● Apply what you read
**A.** In the excerpt about Binance Smart Chain, how many active validators can certify transactions on the network at any given time?
**B.** Write the next part of the excerpt about Binance Smart Chain, picking up after its last sentence.

● Excerpt to read
::::::::
Monitoring the blockchain is also familiar as BSCscan.com, a website where users can look up their transactions, monitor wallets, and observe macro network analytics, is almost an exact replica of Etherscan.com, a website that performs the same functions for Ethereum.

Binance Smart Chain’s semi-centralized consensus

Transactions in the PoSA model are verified by a set of nodes called validators. At any given time, there are only 21 active validators on the network eligible to certify transactions. They become a part of the validator group based on the amount of Binance coins (BNB) they hold. The top 21 validators with the highest BNB holdings become activated and take turns validating transactions. This contrasts starkly with Ethereum, as there are currently 6684 active nodes on the Ethereum blockchain according to Etherscan.Binance Smart Chain validator Binance Smart Chain validators are updated daily

This set of 21 is determined daily and recorded separately on the Binance Chain. BNB holders also have an option to delegate their BNB tokens to a validator and earn a share of the validator’s transaction fee rewards. This allows the assigned validator to have a better chance to make it into the active validator set and gives the delegator a chance to earn a passive income without much work. For many, this small number of elite validators confirms that the BSC is not a decentralized blockchain in the traditional sense, as everyday users and transactors cannot validate the state of the blockchain themselves the same way they would be able to on the Bitcoin or Ethereum blockchains.

Critiques of the Binance Smart Chain

The inherent centralization of the BSC is an issue for many. The Binance exchange is the single point of failure for the Binance Smart Chain. If Binance is targeted by regulators or runs into financial trouble, then unlike a network with a wide decentralized network of nodes such as Ethereum, the BSC is likely to go down with it. The recent locked withdrawals drama at OKEX is evidence aplenty that many one-time Chinese exchanges operate at the pleasure of the Chinese state, and registering a company in Malta or Panama won’t change that.
::::::::
● Data listing
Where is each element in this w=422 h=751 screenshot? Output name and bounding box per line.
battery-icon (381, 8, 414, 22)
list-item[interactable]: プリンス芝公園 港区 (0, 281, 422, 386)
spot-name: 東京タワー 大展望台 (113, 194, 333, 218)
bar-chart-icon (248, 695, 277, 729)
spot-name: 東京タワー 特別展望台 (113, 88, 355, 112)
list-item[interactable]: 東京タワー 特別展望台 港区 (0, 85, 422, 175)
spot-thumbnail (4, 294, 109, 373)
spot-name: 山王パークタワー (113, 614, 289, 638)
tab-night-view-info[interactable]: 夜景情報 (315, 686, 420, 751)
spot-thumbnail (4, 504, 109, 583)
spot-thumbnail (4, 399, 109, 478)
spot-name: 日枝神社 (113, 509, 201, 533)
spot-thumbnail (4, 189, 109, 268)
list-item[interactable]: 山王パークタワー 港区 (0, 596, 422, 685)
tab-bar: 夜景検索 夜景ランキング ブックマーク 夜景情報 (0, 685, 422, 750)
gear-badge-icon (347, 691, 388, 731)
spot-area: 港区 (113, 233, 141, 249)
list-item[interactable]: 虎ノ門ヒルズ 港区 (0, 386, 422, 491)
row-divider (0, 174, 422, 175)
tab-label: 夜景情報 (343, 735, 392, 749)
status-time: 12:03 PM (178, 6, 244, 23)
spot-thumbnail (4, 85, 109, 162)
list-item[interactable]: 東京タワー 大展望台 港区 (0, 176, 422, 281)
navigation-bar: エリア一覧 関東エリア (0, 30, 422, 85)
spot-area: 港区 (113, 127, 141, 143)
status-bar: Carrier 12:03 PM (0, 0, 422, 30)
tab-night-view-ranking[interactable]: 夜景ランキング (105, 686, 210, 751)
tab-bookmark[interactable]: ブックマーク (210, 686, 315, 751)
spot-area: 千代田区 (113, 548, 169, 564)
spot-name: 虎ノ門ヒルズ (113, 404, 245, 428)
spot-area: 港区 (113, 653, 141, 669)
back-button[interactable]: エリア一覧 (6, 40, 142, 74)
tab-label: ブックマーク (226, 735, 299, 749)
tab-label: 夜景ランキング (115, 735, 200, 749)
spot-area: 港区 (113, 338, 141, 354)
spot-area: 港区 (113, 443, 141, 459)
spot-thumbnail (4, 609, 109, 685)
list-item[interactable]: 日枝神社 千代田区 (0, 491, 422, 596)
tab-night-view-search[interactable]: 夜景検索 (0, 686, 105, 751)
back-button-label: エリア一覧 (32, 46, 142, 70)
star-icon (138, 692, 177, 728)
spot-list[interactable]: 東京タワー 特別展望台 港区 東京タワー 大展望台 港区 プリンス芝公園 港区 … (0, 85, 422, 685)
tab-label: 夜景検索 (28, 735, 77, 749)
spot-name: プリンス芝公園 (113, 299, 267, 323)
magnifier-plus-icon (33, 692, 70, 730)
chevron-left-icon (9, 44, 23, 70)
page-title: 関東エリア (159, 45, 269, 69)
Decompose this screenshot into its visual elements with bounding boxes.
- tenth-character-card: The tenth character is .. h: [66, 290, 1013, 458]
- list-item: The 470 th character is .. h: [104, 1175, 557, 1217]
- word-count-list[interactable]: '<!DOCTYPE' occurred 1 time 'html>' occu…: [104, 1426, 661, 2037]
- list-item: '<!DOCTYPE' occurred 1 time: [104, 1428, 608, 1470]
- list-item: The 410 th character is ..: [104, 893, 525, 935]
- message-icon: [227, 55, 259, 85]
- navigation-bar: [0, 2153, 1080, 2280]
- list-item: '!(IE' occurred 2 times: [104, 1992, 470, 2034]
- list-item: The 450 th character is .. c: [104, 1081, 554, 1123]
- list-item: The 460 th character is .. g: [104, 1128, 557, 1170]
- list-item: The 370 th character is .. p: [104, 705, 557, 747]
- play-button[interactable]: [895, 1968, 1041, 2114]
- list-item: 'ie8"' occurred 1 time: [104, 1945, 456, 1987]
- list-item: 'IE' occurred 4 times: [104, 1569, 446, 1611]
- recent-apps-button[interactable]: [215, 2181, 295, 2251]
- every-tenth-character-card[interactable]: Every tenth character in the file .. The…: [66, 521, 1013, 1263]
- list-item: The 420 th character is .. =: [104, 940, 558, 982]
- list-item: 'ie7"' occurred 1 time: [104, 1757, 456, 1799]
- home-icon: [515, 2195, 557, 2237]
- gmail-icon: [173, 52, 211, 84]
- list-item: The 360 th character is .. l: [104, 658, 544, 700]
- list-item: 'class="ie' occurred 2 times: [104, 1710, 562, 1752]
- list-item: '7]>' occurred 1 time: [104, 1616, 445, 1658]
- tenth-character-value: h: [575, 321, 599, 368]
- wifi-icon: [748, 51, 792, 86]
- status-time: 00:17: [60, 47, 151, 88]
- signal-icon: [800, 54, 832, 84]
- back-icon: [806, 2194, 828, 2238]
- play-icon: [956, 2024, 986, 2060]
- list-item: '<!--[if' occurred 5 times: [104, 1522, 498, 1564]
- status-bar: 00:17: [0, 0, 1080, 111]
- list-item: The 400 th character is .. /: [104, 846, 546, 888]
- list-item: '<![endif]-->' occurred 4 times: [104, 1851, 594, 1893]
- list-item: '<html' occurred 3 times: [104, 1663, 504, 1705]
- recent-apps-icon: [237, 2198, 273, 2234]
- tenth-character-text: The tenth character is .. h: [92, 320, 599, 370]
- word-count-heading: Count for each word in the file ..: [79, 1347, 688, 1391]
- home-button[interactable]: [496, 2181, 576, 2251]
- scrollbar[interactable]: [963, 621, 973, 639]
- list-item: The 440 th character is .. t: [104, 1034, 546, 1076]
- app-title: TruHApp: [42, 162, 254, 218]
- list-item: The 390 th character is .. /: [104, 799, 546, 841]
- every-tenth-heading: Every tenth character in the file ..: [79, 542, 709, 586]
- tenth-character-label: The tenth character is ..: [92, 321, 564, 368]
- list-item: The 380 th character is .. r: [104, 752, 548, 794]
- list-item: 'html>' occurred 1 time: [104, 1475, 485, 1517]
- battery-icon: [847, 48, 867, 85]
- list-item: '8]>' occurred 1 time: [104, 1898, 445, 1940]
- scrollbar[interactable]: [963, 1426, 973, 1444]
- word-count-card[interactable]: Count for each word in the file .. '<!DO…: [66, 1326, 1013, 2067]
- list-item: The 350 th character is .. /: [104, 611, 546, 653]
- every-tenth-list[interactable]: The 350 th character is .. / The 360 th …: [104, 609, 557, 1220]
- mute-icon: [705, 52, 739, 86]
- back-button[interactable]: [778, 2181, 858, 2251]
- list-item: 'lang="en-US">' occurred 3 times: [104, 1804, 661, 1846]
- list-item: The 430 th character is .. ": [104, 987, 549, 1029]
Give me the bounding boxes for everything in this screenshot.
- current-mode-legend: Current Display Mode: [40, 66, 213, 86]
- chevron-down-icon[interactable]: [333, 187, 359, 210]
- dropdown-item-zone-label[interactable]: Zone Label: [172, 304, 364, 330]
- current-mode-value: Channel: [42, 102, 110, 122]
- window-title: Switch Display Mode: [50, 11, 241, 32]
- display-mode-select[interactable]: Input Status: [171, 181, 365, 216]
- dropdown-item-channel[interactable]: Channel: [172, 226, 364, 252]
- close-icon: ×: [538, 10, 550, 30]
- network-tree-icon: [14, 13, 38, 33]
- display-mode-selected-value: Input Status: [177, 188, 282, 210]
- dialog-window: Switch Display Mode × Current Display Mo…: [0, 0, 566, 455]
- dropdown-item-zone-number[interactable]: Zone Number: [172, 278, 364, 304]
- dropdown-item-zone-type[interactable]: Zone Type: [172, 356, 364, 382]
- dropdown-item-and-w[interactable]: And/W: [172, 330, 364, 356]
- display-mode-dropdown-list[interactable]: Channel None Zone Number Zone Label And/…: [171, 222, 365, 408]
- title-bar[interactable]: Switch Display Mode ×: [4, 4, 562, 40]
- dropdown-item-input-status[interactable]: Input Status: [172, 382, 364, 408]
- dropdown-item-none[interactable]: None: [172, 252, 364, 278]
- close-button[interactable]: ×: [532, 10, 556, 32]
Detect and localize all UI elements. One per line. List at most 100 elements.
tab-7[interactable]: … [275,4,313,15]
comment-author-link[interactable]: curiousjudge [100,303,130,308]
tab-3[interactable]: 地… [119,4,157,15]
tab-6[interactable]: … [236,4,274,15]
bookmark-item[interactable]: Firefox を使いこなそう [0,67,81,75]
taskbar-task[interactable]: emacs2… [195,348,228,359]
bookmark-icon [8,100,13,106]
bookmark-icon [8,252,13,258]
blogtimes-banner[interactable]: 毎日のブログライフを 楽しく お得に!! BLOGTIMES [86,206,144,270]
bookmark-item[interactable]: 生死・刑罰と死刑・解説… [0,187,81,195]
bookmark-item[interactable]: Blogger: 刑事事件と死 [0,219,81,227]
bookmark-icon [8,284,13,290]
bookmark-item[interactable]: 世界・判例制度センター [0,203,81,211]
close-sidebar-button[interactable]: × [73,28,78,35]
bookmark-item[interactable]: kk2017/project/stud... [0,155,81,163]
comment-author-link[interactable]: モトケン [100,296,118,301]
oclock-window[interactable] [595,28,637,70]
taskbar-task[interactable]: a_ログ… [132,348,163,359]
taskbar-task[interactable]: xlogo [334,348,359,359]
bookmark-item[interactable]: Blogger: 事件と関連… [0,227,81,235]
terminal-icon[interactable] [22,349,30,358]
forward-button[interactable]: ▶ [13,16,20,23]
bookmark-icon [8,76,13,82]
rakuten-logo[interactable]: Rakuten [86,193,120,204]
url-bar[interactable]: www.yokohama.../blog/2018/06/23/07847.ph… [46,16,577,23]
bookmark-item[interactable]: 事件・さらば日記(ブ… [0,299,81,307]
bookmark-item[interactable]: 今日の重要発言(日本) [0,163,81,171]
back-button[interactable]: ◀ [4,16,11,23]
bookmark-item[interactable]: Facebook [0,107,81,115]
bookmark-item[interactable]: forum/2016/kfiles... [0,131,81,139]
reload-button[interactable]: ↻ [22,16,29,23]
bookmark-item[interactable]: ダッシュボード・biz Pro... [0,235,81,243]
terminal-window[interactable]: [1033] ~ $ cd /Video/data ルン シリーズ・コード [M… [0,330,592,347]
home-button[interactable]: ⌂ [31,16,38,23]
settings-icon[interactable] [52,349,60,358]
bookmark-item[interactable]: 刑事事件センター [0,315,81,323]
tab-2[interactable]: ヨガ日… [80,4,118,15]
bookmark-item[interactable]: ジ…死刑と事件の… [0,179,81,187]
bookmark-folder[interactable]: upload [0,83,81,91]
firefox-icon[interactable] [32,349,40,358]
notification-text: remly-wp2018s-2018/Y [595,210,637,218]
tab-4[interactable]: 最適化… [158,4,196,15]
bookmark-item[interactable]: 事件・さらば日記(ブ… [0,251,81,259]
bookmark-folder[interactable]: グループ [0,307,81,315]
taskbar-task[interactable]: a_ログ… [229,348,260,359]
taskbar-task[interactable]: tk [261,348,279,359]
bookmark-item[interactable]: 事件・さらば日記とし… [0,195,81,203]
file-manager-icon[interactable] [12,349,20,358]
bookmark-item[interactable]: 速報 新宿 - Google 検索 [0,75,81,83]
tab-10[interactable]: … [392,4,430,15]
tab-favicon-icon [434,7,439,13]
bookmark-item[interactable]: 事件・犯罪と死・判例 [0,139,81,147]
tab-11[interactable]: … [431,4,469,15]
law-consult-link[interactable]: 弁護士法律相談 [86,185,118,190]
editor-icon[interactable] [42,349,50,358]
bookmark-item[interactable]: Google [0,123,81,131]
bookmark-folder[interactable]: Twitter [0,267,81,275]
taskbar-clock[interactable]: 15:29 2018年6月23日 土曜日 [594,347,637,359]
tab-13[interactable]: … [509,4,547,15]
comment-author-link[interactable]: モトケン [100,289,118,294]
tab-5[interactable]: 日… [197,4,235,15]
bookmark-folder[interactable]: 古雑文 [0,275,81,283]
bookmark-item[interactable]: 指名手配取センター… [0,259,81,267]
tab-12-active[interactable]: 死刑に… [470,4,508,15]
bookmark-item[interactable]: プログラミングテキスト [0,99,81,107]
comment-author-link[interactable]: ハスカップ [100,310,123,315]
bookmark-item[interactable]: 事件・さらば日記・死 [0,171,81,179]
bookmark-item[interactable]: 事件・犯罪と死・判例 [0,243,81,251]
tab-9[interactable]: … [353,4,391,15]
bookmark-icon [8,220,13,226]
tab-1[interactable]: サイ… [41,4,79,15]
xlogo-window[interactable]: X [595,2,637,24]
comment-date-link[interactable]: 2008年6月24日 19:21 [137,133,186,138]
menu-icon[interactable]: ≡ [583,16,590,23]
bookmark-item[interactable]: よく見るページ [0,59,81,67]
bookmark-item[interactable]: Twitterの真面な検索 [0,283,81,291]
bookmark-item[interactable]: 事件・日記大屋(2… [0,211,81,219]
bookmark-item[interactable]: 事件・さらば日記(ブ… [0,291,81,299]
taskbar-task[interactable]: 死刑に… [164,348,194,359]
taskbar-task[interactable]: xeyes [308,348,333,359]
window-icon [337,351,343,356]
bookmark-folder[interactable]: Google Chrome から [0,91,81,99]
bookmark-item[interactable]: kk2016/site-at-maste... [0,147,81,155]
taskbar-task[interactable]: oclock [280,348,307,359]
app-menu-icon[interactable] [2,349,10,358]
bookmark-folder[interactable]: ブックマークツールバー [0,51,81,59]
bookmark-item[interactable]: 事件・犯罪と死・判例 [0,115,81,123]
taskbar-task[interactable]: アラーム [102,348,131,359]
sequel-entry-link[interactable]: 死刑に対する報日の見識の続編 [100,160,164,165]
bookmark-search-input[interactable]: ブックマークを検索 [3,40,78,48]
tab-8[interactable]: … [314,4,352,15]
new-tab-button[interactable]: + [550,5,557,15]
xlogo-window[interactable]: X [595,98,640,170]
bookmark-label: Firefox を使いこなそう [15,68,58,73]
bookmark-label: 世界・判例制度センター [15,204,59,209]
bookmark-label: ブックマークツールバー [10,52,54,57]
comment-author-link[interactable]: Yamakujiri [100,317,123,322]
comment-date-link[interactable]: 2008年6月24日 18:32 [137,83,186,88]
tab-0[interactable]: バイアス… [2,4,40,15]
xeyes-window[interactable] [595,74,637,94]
::::::::
● Answers by item
**A.** 21

**B.**
Another issue is censorship resistance, which is the idea that no nation-state, corporation, or third party has the power to control who can transact or store their wealth on the network. Bitcoin and Ethereum aren’t owned by a single entity and the nature of their proof-of-work consensus models means it is very difficult for any single entity to censor transactions. This is not the case with the Binance Smart Chain where Binance technically has the power to censor or modify transactions.

The censorship resistance of the Binance Smart Chain was tested recently when anonymous developers launched two controversial Dapps essentially daring Binance to censor their blockchain. One Dapp called ‘Slavery’ uses token yield farming mechanism as an analogy for slavery. Another Dapp ‘Tanks of Tiananmen’ hits home hard by referencing the controversial 1989 Tiananmen Square protests in China. The smart contract for the Dapp asks users to mint tokens called ‘TANKS’ and explains that it is a game for people who feel like “mauling pro-democracy protestors and innocent bystanders”.

Discussion of the Tiananmen Square incident is forbidden by the Communist Party of China. Binance was founded in China but moved away because of the country’s increasing regulation of digital assets and cryptocurrencies. The anonymous devs who built the Tanks of Tiananmen Dapp appear to be targeting a perceived vulnerability of a Chinese CEO like Changpeng Zhao, who despite moving his company out of China, likely has no wish to antagonize the Chinese government. So far, though, Binance has not stepped in and censored these Dapps and both are still live on the BSC blockchain.

So will Binance Smart Chain unthrone Ethereum? While the size and influence of the Binance exchange and the market cap of the BNB coin make it a strong contender, its centralized nature runs counter to the central ethos of the crypto economy, so it’s unlikely to replace Ethereum. Ultimately, though, the new crypto economy is not a zero sum game so a more likely scenario is that both will flourish, with the competition between them driving innovation on both networks.